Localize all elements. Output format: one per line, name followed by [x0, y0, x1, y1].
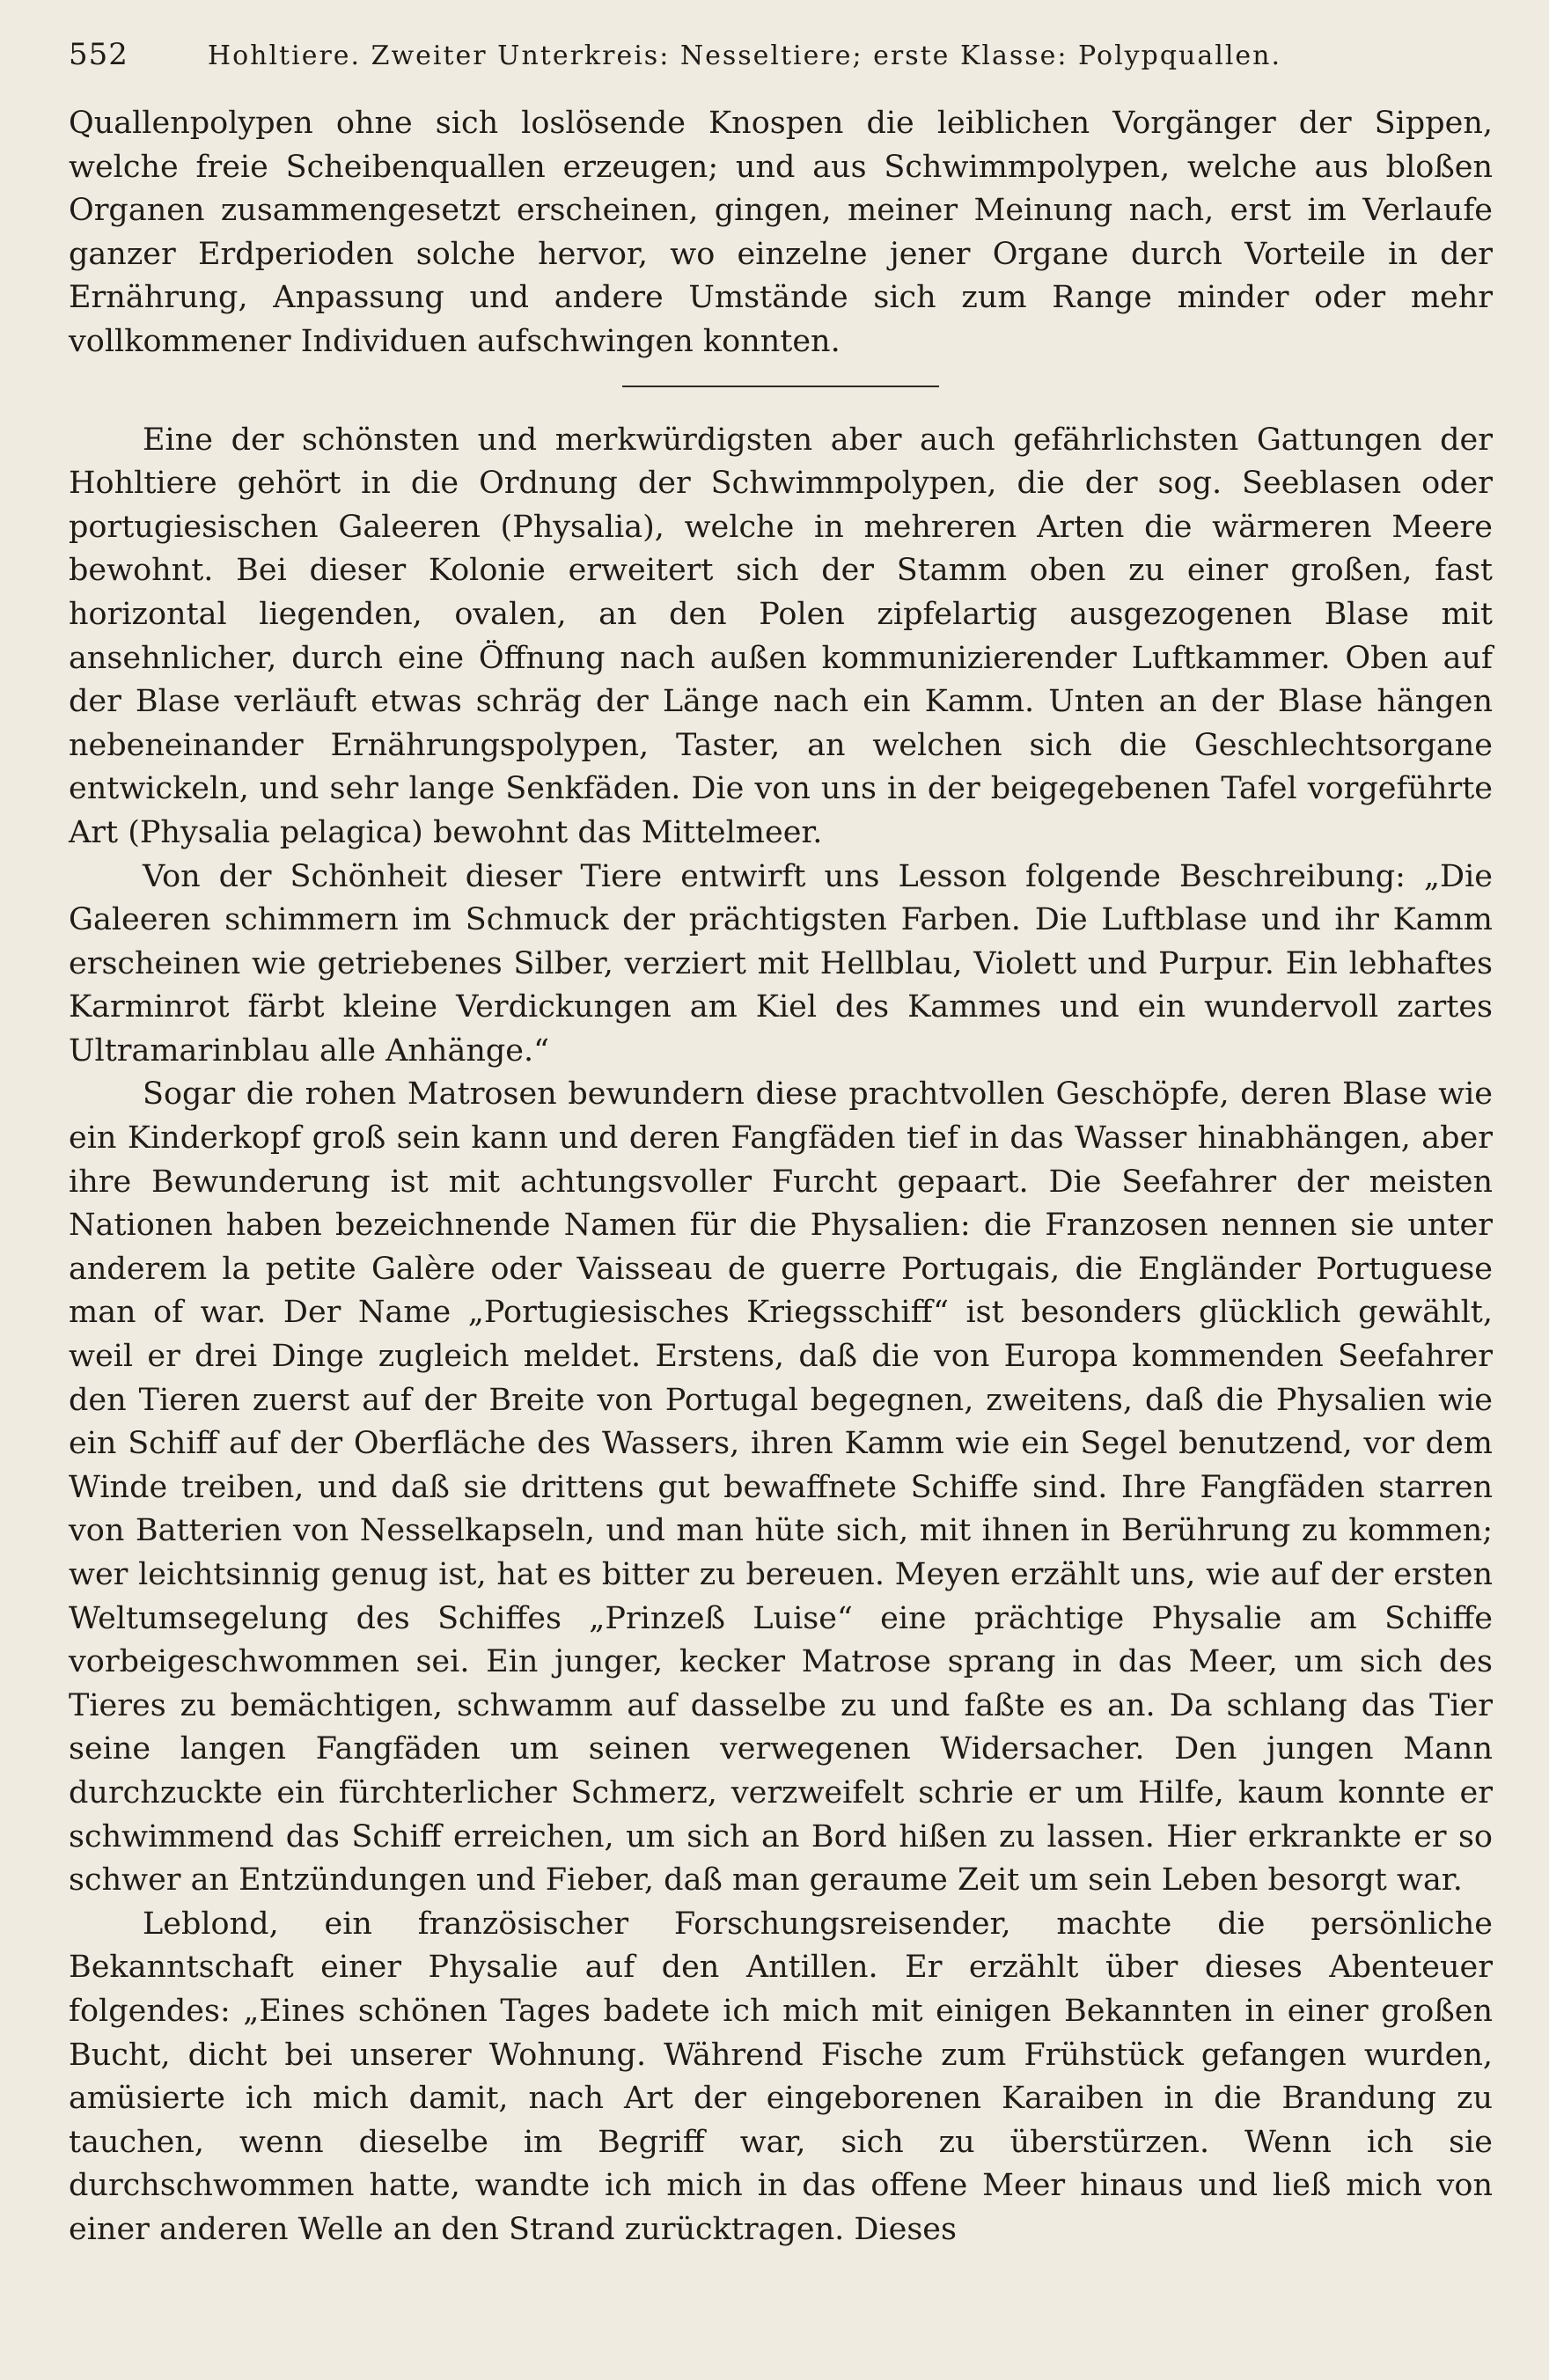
paragraph-2: Eine der schönsten und merkwürdigsten aber auch gefährlichsten Gattungen der Hohltiere gehört in die Ordnung der Schwimmpolypen, die der sog. Seeblasen oder portugiesischen Galeeren (Physalia), welche in mehreren Arten die wärmeren Meere bewohnt. Bei dieser Kolonie erweitert sich der Stamm oben zu einer großen, fast horizontal liegenden, ovalen, an den Polen zipfelartig ausgezogenen Blase mit ansehnlicher, durch eine Öffnung nach außen kommunizierender Luftkammer. Oben auf der Blase verläuft etwas schräg der Länge nach ein Kamm. Unten an der Blase hängen nebeneinander Ernährungspolypen, Taster, an welchen sich die Geschlechtsorgane entwickeln, und sehr lange Senkfäden. Die von uns in der beigegebenen Tafel vorgeführte Art (Physalia pelagica) bewohnt das Mittelmeer.: [69, 422, 1493, 850]
page-number: 552: [69, 37, 128, 72]
section-divider: [622, 386, 939, 387]
body-text: [69, 102, 1493, 2252]
paragraph-1: Quallenpolypen ohne sich loslösende Knospen die leiblichen Vorgänger der Sippen, welche freie Scheibenquallen erzeugen; und aus Schwimmpolypen, welche aus bloßen Organen zusammengesetzt erscheinen, gingen, meiner Meinung nach, erst im Verlaufe ganzer Erdperioden solche hervor, wo einzelne jener Organe durch Vorteile in der Ernährung, Anpassung und andere Umstände sich zum Range minder oder mehr vollkommener Individuen aufschwingen konnten.: [69, 106, 1493, 359]
running-head: Hohltiere. Zweiter Unterkreis: Nesseltiere; erste Klasse: Polypquallen.: [207, 40, 1282, 71]
paragraph-3: Von der Schönheit dieser Tiere entwirft uns Lesson folgende Beschreibung: „Die Galeeren schimmern im Schmuck der prächtigsten Farben. Die Luftblase und ihr Kamm erscheinen wie getriebenes Silber, verziert mit Hellblau, Violett und Purpur. Ein lebhaftes Karminrot färbt kleine Verdickungen am Kiel des Kammes und ein wundervoll zartes Ultramarinblau alle Anhänge.“: [69, 858, 1493, 1069]
paragraph-5: Leblond, ein französischer Forschungsreisender, machte die persönliche Bekanntschaft einer Physalie auf den Antillen. Er erzählt über dieses Abenteuer folgendes: „Eines schönen Tages badete ich mich mit einigen Bekannten in einer großen Bucht, dicht bei unserer Wohnung. Während Fische zum Frühstück gefangen wurden, amüsierte ich mich damit, nach Art der eingeborenen Karaiben in die Brandung zu tauchen, wenn dieselbe im Begriff war, sich zu überstürzen. Wenn ich sie durchschwommen hatte, wandte ich mich in das offene Meer hinaus und ließ mich von einer anderen Welle an den Strand zurücktragen. Dieses: [69, 1906, 1493, 2247]
page-header: [69, 37, 1493, 77]
paragraph-4: Sogar die rohen Matrosen bewundern diese prachtvollen Geschöpfe, deren Blase wie ein Kinderkopf groß sein kann und deren Fangfäden tief in das Wasser hinabhängen, aber ihre Bewunderung ist mit achtungsvoller Furcht gepaart. Die Seefahrer der meisten Nationen haben bezeichnende Namen für die Physalien: die Franzosen nennen sie unter anderem la petite Galère oder Vaisseau de guerre Portugais, die Engländer Portuguese man of war. Der Name „Portugiesisches Kriegsschiff“ ist besonders glücklich gewählt, weil er drei Dinge zugleich meldet. Erstens, daß die von Europa kommenden Seefahrer den Tieren zuerst auf der Breite von Portugal begegnen, zweitens, daß die Physalien wie ein Schiff auf der Oberfläche des Wassers, ihren Kamm wie ein Segel benutzend, vor dem Winde treiben, und daß sie drittens gut bewaffnete Schiffe sind. Ihre Fangfäden starren von Batterien von Nesselkapseln, und man hüte sich, mit ihnen in Berührung zu kommen; wer leichtsinnig genug ist, hat es bitter zu bereuen. Meyen erzählt uns, wie auf der ersten Weltumsegelung des Schiffes „Prinzeß Luise“ eine prächtige Physalie am Schiffe vorbeigeschwommen sei. Ein junger, kecker Matrose sprang in das Meer, um sich des Tieres zu bemächtigen, schwamm auf dasselbe zu und faßte es an. Da schlang das Tier seine langen Fangfäden um seinen verwegenen Widersacher. Den jungen Mann durchzuckte ein fürchterlicher Schmerz, verzweifelt schrie er um Hilfe, kaum konnte er schwimmend das Schiff erreichen, um sich an Bord hißen zu lassen. Hier erkrankte er so schwer an Entzündungen und Fieber, daß man geraume Zeit um sein Leben besorgt war.: [69, 1076, 1493, 1899]
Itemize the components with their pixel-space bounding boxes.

> Task to complete: Please reproduce every row above word for word, leaving out the pictures.

> Task response:
Localize all elements. Output format: one per line, name followed by [x0, y0, x1, y1].
paragraph-2: Eine der schönsten und merkwürdigsten aber auch gefährlichsten Gattungen der Hohltiere gehört in die Ordnung der Schwimmpolypen, die der sog. Seeblasen oder portugiesischen Galeeren (Physalia), welche in mehreren Arten die wärmeren Meere bewohnt. Bei dieser Kolonie erweitert sich der Stamm oben zu einer großen, fast horizontal liegenden, ovalen, an den Polen zipfelartig ausgezogenen Blase mit ansehnlicher, durch eine Öffnung nach außen kommunizierender Luftkammer. Oben auf der Blase verläuft etwas schräg der Länge nach ein Kamm. Unten an der Blase hängen nebeneinander Ernährungspolypen, Taster, an welchen sich die Geschlechtsorgane entwickeln, und sehr lange Senkfäden. Die von uns in der beigegebenen Tafel vorgeführte Art (Physalia pelagica) bewohnt das Mittelmeer.: [69, 422, 1493, 850]
page-number: 552: [69, 37, 128, 72]
section-divider: [622, 386, 939, 387]
body-text: [69, 102, 1493, 2252]
paragraph-1: Quallenpolypen ohne sich loslösende Knospen die leiblichen Vorgänger der Sippen, welche freie Scheibenquallen erzeugen; und aus Schwimmpolypen, welche aus bloßen Organen zusammengesetzt erscheinen, gingen, meiner Meinung nach, erst im Verlaufe ganzer Erdperioden solche hervor, wo einzelne jener Organe durch Vorteile in der Ernährung, Anpassung und andere Umstände sich zum Range minder oder mehr vollkommener Individuen aufschwingen konnten.: [69, 106, 1493, 359]
running-head: Hohltiere. Zweiter Unterkreis: Nesseltiere; erste Klasse: Polypquallen.: [207, 40, 1282, 71]
paragraph-3: Von der Schönheit dieser Tiere entwirft uns Lesson folgende Beschreibung: „Die Galeeren schimmern im Schmuck der prächtigsten Farben. Die Luftblase und ihr Kamm erscheinen wie getriebenes Silber, verziert mit Hellblau, Violett und Purpur. Ein lebhaftes Karminrot färbt kleine Verdickungen am Kiel des Kammes und ein wundervoll zartes Ultramarinblau alle Anhänge.“: [69, 858, 1493, 1069]
paragraph-5: Leblond, ein französischer Forschungsreisender, machte die persönliche Bekanntschaft einer Physalie auf den Antillen. Er erzählt über dieses Abenteuer folgendes: „Eines schönen Tages badete ich mich mit einigen Bekannten in einer großen Bucht, dicht bei unserer Wohnung. Während Fische zum Frühstück gefangen wurden, amüsierte ich mich damit, nach Art der eingeborenen Karaiben in die Brandung zu tauchen, wenn dieselbe im Begriff war, sich zu überstürzen. Wenn ich sie durchschwommen hatte, wandte ich mich in das offene Meer hinaus und ließ mich von einer anderen Welle an den Strand zurücktragen. Dieses: [69, 1906, 1493, 2247]
page-header: [69, 37, 1493, 77]
paragraph-4: Sogar die rohen Matrosen bewundern diese prachtvollen Geschöpfe, deren Blase wie ein Kinderkopf groß sein kann und deren Fangfäden tief in das Wasser hinabhängen, aber ihre Bewunderung ist mit achtungsvoller Furcht gepaart. Die Seefahrer der meisten Nationen haben bezeichnende Namen für die Physalien: die Franzosen nennen sie unter anderem la petite Galère oder Vaisseau de guerre Portugais, die Engländer Portuguese man of war. Der Name „Portugiesisches Kriegsschiff“ ist besonders glücklich gewählt, weil er drei Dinge zugleich meldet. Erstens, daß die von Europa kommenden Seefahrer den Tieren zuerst auf der Breite von Portugal begegnen, zweitens, daß die Physalien wie ein Schiff auf der Oberfläche des Wassers, ihren Kamm wie ein Segel benutzend, vor dem Winde treiben, und daß sie drittens gut bewaffnete Schiffe sind. Ihre Fangfäden starren von Batterien von Nesselkapseln, und man hüte sich, mit ihnen in Berührung zu kommen; wer leichtsinnig genug ist, hat es bitter zu bereuen. Meyen erzählt uns, wie auf der ersten Weltumsegelung des Schiffes „Prinzeß Luise“ eine prächtige Physalie am Schiffe vorbeigeschwommen sei. Ein junger, kecker Matrose sprang in das Meer, um sich des Tieres zu bemächtigen, schwamm auf dasselbe zu und faßte es an. Da schlang das Tier seine langen Fangfäden um seinen verwegenen Widersacher. Den jungen Mann durchzuckte ein fürchterlicher Schmerz, verzweifelt schrie er um Hilfe, kaum konnte er schwimmend das Schiff erreichen, um sich an Bord hißen zu lassen. Hier erkrankte er so schwer an Entzündungen und Fieber, daß man geraume Zeit um sein Leben besorgt war.: [69, 1076, 1493, 1899]
Itemize the components with their pixel-space bounding boxes.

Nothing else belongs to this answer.